*Provided material*.

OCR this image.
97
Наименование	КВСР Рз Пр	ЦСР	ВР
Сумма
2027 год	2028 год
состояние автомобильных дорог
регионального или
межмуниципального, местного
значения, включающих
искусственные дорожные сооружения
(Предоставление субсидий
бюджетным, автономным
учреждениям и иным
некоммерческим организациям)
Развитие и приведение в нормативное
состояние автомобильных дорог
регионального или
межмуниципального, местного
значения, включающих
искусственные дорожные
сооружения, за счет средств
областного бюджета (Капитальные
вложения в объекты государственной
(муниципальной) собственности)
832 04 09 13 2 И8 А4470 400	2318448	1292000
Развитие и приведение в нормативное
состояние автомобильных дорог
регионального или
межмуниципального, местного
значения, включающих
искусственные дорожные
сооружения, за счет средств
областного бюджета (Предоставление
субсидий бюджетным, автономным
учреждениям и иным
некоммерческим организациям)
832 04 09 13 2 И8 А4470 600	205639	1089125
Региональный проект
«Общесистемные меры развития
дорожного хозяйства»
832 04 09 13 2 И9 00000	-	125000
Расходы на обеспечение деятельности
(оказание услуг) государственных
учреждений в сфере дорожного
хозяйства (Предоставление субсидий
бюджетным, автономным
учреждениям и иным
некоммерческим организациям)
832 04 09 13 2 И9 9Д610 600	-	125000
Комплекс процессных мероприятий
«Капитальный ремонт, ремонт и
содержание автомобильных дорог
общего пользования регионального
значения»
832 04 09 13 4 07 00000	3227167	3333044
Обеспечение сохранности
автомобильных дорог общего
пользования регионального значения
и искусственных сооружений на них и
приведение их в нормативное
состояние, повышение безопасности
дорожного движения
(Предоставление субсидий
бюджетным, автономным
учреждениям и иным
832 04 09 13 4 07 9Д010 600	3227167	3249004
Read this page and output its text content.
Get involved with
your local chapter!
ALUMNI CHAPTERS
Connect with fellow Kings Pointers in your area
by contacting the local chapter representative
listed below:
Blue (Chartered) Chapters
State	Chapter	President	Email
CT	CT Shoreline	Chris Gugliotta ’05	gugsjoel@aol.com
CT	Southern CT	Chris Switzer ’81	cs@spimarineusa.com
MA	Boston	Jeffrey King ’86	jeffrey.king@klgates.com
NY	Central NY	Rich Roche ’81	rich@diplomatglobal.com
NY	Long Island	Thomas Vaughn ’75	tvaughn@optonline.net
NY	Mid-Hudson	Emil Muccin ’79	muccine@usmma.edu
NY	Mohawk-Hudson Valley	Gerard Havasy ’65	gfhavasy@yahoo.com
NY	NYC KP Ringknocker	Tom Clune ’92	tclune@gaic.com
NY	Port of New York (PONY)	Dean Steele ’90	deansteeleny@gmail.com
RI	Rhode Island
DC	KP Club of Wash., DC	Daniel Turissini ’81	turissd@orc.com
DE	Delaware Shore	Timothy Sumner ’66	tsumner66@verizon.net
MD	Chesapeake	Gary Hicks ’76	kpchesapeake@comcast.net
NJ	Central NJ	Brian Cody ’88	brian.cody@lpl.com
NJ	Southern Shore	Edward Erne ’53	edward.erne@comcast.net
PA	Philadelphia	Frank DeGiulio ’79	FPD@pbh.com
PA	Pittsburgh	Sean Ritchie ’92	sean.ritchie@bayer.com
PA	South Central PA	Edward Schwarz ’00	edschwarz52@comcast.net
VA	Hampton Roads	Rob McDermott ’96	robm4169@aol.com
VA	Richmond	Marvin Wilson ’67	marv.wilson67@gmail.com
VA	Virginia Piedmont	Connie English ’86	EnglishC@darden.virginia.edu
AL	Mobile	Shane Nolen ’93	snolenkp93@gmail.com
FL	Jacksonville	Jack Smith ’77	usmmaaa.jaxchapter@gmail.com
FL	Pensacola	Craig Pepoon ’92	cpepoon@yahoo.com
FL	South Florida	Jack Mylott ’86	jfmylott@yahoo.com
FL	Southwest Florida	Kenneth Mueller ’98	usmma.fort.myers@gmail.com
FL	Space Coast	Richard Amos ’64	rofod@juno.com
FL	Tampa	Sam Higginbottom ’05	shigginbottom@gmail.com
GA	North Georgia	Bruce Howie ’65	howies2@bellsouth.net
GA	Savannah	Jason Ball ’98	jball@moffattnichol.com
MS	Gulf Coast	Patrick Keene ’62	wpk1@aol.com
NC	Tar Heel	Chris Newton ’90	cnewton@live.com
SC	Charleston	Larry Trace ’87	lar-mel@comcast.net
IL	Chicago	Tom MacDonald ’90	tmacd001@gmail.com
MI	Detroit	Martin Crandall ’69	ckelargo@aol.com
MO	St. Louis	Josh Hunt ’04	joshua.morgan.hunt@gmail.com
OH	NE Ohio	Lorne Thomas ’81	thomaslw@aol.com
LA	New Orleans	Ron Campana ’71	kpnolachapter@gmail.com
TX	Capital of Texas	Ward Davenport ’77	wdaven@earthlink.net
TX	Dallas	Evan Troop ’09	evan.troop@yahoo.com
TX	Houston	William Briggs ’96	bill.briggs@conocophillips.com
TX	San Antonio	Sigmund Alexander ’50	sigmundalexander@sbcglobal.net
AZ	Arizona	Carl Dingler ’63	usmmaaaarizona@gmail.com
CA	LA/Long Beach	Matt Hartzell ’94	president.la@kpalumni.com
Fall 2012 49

*Task objective*. Reproduce all of the records exactly.

*Completed task*.
OCR this image.
97
Наименование	КВСР Рз Пр	ЦСР	ВР
Сумма
2027 год	2028 год
состояние автомобильных дорог
регионального или
межмуниципального, местного
значения, включающих
искусственные дорожные сооружения
(Предоставление субсидий
бюджетным, автономным
учреждениям и иным
некоммерческим организациям)
Развитие и приведение в нормативное
состояние автомобильных дорог
регионального или
межмуниципального, местного
значения, включающих
искусственные дорожные
сооружения, за счет средств
областного бюджета (Капитальные
вложения в объекты государственной
(муниципальной) собственности)
832 04 09 13 2 И8 А4470 400	2318448	1292000
Развитие и приведение в нормативное
состояние автомобильных дорог
регионального или
межмуниципального, местного
значения, включающих
искусственные дорожные
сооружения, за счет средств
областного бюджета (Предоставление
субсидий бюджетным, автономным
учреждениям и иным
некоммерческим организациям)
832 04 09 13 2 И8 А4470 600	205639	1089125
Региональный проект
«Общесистемные меры развития
дорожного хозяйства»
832 04 09 13 2 И9 00000	-	125000
Расходы на обеспечение деятельности
(оказание услуг) государственных
учреждений в сфере дорожного
хозяйства (Предоставление субсидий
бюджетным, автономным
учреждениям и иным
некоммерческим организациям)
832 04 09 13 2 И9 9Д610 600	-	125000
Комплекс процессных мероприятий
«Капитальный ремонт, ремонт и
содержание автомобильных дорог
общего пользования регионального
значения»
832 04 09 13 4 07 00000	3227167	3333044
Обеспечение сохранности
автомобильных дорог общего
пользования регионального значения
и искусственных сооружений на них и
приведение их в нормативное
состояние, повышение безопасности
дорожного движения
(Предоставление субсидий
бюджетным, автономным
учреждениям и иным
832 04 09 13 4 07 9Д010 600	3227167	3249004
Read this page and output its text content.
Get involved with
your local chapter!
ALUMNI CHAPTERS
Connect with fellow Kings Pointers in your area
by contacting the local chapter representative
listed below:
Blue (Chartered) Chapters
State	Chapter	President	Email
CT	CT Shoreline	Chris Gugliotta ’05	gugsjoel@aol.com
CT	Southern CT	Chris Switzer ’81	cs@spimarineusa.com
MA	Boston	Jeffrey King ’86	jeffrey.king@klgates.com
NY	Central NY	Rich Roche ’81	rich@diplomatglobal.com
NY	Long Island	Thomas Vaughn ’75	tvaughn@optonline.net
NY	Mid-Hudson	Emil Muccin ’79	muccine@usmma.edu
NY	Mohawk-Hudson Valley	Gerard Havasy ’65	gfhavasy@yahoo.com
NY	NYC KP Ringknocker	Tom Clune ’92	tclune@gaic.com
NY	Port of New York (PONY)	Dean Steele ’90	deansteeleny@gmail.com
RI	Rhode Island
DC	KP Club of Wash., DC	Daniel Turissini ’81	turissd@orc.com
DE	Delaware Shore	Timothy Sumner ’66	tsumner66@verizon.net
MD	Chesapeake	Gary Hicks ’76	kpchesapeake@comcast.net
NJ	Central NJ	Brian Cody ’88	brian.cody@lpl.com
NJ	Southern Shore	Edward Erne ’53	edward.erne@comcast.net
PA	Philadelphia	Frank DeGiulio ’79	FPD@pbh.com
PA	Pittsburgh	Sean Ritchie ’92	sean.ritchie@bayer.com
PA	South Central PA	Edward Schwarz ’00	edschwarz52@comcast.net
VA	Hampton Roads	Rob McDermott ’96	robm4169@aol.com
VA	Richmond	Marvin Wilson ’67	marv.wilson67@gmail.com
VA	Virginia Piedmont	Connie English ’86	EnglishC@darden.virginia.edu
AL	Mobile	Shane Nolen ’93	snolenkp93@gmail.com
FL	Jacksonville	Jack Smith ’77	usmmaaa.jaxchapter@gmail.com
FL	Pensacola	Craig Pepoon ’92	cpepoon@yahoo.com
FL	South Florida	Jack Mylott ’86	jfmylott@yahoo.com
FL	Southwest Florida	Kenneth Mueller ’98	usmma.fort.myers@gmail.com
FL	Space Coast	Richard Amos ’64	rofod@juno.com
FL	Tampa	Sam Higginbottom ’05	shigginbottom@gmail.com
GA	North Georgia	Bruce Howie ’65	howies2@bellsouth.net
GA	Savannah	Jason Ball ’98	jball@moffattnichol.com
MS	Gulf Coast	Patrick Keene ’62	wpk1@aol.com
NC	Tar Heel	Chris Newton ’90	cnewton@live.com
SC	Charleston	Larry Trace ’87	lar-mel@comcast.net
IL	Chicago	Tom MacDonald ’90	tmacd001@gmail.com
MI	Detroit	Martin Crandall ’69	ckelargo@aol.com
MO	St. Louis	Josh Hunt ’04	joshua.morgan.hunt@gmail.com
OH	NE Ohio	Lorne Thomas ’81	thomaslw@aol.com
LA	New Orleans	Ron Campana ’71	kpnolachapter@gmail.com
TX	Capital of Texas	Ward Davenport ’77	wdaven@earthlink.net
TX	Dallas	Evan Troop ’09	evan.troop@yahoo.com
TX	Houston	William Briggs ’96	bill.briggs@conocophillips.com
TX	San Antonio	Sigmund Alexander ’50	sigmundalexander@sbcglobal.net
AZ	Arizona	Carl Dingler ’63	usmmaaaarizona@gmail.com
CA	LA/Long Beach	Matt Hartzell ’94	president.la@kpalumni.com
Fall 2012 49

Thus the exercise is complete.